→ Explore the material:
1) Answer these three questions from the text about Boulder's SmartGridCity, marking each answer with the matching letter.
(a) How often did the old meters record electricity use?
(b) Which company made the meters Xcel installed on Boulder homes?
(c) Pending further investigation, what value has the city assessed to the Smart Grid?
2) In one to three sentences, explain why Glustrom says the meters Xcel installed were not the most current models, using the text about Boulder's SmartGridCity.

As part of the SmartGridCity initiative, Xcel installed monitoring devices on 4,500 transformers and four substations that serve Boulder and installed 23,000 “smart meters” in Boulder, Aguayo says. The old meters recorded electricity use only once a month, providing Xcel with just 12 points of data per meter per year, but the meters Xcel installed as part of SmartGridCity take readings once every 15 minutes, which comes out to thousands of readings per meter per year. In addition to the $20 million the utility spent on fiber optics, Xcel also spent millions of dollars on data management and software that could interpret the raw data and turn it into a useful form, says Leslie Glustrom of Clean Energy Action, a nonprofit dedicated to clean-energy issues.
Glustrom criticizes the entire system, saying the meters Xcel installed on Boulder homes were out-of-date, and that the fiber-optic system was overkill and unnecessary. She says Xcel blundered when they chose the meters, made by Landis & Gyr, to install on Boulder homes.
“These meters were absolutely not the most current models,” Glustrom says. “They couldn’t be upgraded remotely. … So whenever Xcel wanted to upgrade them, they would have to send someone out.”
Steve Pomerance, a former Boulder city council member, says the meters only allow Xcel to get specific energy readings throughout the day. They cannot actually alter energy use, Pomerance says.
“It was known at the time that these meters were obsolescent,” Pomerance says. “These meters had no value in terms of actually managing energy. All they could do was time-of-day metering.”
It wasn’t just the meters that were out-of-date, Pomerance says, it was the whole system — the meters, the fiber-optic network installed to transfer metering data back to Xcel, and the software Xcel purchased to analyze said data and convert it into data digestible for consumers.
“The whole system is out of date. As far as I know, nobody is using this kind of system anymore,” Pomerance says. “Dedicated fiber optics — nobody’s doing it. Everybody is doing it over the Internet, wirelessly.”
Indeed, Xcel is now running a small pilot program using different monitoring equipment (manufactured by EnergyHub) that doesn’t connect to the fiber-optic network at all. Instead, all information exchanged between the meter and Xcel is transmitted through the home’s wireless network. In an FAQ distributed to the participants in the pilot program, one of the questions asks if customers will be able to monitor and control the EnergyHub device from the Xcel Energy My Account portal, the online portal that allowed customers to access the data collected using the fiber-optic network. Xcel gives a terse answer: “No.”
As Boulder moves forward and explores the municipalization process, the city will have to decide whether the SmartGridCity components are worth acquiring from Xcel. Koehn says that might not include the Smart Grid components, and the city might not agree with Xcel over how much the components are actually worth.
“That’s one of the possibilities, that we could really parse out the components of the Smart Grid system that really have value to the consumer, versus those that have the biggest benefit to the utility,” Koehn says.
“It’s easy [for Xcel] to say that they have cost overruns of $44.5 million; that does not correlate to the value of the equipment,” he says.
The city has yet to really dig deeply into the condemnation process — Boulder only recently retained lawyers to help with the process — and, pending further investigation, the city has assessed a value of zero to the Smart Grid.
“We are rolling up our shirt sleeves and valuing each aspect of what Xcel has in place right now. … We are in the process of starting to figure out the steps we will take to value all of their assets, including the existing components of the Smart Grid,” says city spokeswoman Sarah Huntley.

→ Given data:
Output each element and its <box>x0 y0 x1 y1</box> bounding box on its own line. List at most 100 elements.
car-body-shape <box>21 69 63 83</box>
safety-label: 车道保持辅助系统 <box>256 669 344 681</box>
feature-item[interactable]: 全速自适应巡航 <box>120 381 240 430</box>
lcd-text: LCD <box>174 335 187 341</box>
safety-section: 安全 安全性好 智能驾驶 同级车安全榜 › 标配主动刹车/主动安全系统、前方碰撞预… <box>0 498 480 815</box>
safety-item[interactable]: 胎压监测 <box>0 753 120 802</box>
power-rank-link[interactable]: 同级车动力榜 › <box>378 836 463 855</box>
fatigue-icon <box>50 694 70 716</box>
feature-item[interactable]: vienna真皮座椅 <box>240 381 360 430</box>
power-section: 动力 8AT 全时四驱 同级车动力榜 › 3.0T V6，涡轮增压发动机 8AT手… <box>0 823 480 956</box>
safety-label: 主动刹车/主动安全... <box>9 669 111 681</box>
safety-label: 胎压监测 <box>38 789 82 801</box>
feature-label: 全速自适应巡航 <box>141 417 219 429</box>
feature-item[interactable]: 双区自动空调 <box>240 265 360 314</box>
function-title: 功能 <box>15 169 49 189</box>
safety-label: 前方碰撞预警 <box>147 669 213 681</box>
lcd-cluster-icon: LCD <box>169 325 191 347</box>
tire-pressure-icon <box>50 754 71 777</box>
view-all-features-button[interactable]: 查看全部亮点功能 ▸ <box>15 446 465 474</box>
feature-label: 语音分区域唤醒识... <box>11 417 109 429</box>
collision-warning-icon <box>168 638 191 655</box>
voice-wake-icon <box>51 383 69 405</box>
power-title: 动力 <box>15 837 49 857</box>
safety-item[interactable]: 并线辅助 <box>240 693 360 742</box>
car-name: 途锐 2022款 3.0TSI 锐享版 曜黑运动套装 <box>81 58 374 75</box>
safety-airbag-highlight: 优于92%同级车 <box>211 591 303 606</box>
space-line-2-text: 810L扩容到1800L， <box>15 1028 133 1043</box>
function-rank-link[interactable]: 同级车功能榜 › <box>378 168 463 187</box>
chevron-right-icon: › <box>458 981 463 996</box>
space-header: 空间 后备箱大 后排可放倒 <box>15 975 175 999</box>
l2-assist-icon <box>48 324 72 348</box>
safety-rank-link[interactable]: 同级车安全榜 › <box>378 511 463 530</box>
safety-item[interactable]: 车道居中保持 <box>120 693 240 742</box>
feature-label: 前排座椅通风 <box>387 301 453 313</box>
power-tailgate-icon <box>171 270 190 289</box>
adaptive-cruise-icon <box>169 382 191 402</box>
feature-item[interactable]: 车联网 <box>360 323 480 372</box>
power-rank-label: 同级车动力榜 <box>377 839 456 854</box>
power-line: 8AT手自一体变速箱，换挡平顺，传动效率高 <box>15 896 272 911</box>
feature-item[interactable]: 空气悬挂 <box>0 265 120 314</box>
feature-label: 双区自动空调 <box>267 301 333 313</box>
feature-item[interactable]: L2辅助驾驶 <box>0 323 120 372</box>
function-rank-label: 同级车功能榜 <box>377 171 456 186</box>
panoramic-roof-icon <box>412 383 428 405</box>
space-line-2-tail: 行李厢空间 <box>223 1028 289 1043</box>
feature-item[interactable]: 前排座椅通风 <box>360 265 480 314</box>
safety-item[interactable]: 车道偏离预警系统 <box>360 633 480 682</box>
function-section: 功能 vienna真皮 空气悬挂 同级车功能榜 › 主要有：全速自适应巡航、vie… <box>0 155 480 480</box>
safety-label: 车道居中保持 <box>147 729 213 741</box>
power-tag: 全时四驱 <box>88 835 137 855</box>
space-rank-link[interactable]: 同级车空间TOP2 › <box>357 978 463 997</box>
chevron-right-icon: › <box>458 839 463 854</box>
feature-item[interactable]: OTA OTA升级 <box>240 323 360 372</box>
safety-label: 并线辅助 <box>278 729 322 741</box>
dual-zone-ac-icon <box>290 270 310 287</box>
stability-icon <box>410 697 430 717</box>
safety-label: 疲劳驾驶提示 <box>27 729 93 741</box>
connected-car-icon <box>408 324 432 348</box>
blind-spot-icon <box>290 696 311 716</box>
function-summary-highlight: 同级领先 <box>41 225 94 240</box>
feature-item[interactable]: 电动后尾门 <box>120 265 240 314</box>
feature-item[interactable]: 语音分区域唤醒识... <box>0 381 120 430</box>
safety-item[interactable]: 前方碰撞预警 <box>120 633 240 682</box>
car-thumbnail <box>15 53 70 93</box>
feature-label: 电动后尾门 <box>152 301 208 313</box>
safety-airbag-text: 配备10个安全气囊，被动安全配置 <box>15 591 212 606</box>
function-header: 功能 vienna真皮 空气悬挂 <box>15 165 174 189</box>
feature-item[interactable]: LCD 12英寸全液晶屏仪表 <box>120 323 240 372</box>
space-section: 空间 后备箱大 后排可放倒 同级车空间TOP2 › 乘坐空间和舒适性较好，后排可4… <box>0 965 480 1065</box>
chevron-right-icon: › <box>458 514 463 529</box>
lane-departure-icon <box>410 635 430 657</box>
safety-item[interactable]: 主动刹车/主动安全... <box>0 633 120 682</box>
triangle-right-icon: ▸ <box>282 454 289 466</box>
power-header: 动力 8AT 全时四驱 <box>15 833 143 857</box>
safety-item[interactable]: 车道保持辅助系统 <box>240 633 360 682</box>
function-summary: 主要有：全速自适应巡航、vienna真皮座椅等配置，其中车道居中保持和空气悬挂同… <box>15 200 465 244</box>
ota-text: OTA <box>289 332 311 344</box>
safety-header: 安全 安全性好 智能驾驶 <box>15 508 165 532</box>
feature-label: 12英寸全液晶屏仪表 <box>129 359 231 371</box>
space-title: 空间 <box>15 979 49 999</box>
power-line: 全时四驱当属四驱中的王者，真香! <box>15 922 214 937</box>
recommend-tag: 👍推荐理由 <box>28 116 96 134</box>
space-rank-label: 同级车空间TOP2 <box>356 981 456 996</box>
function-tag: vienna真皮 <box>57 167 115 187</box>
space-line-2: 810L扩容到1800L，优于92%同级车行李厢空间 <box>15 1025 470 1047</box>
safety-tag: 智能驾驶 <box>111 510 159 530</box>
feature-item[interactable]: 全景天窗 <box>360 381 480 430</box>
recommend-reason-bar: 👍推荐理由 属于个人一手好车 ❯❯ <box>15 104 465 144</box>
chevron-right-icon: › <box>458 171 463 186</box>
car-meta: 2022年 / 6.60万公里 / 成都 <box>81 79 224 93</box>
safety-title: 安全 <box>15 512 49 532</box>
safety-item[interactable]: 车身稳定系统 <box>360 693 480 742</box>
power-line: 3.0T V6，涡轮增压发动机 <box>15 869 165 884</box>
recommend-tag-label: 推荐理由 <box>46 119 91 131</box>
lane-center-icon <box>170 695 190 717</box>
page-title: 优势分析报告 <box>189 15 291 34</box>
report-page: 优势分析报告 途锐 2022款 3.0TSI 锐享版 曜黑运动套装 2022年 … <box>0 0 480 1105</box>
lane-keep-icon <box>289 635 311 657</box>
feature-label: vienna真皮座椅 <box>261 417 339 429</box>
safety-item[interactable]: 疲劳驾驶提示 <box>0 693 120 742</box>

→ Answers to this exercise:
1)
(a) Once a month.
(b) Landis & Gyr.
(c) Zero.

2) Glustrom says the meters could not be upgraded remotely. Whenever Xcel wanted to upgrade them, it would have to send someone out.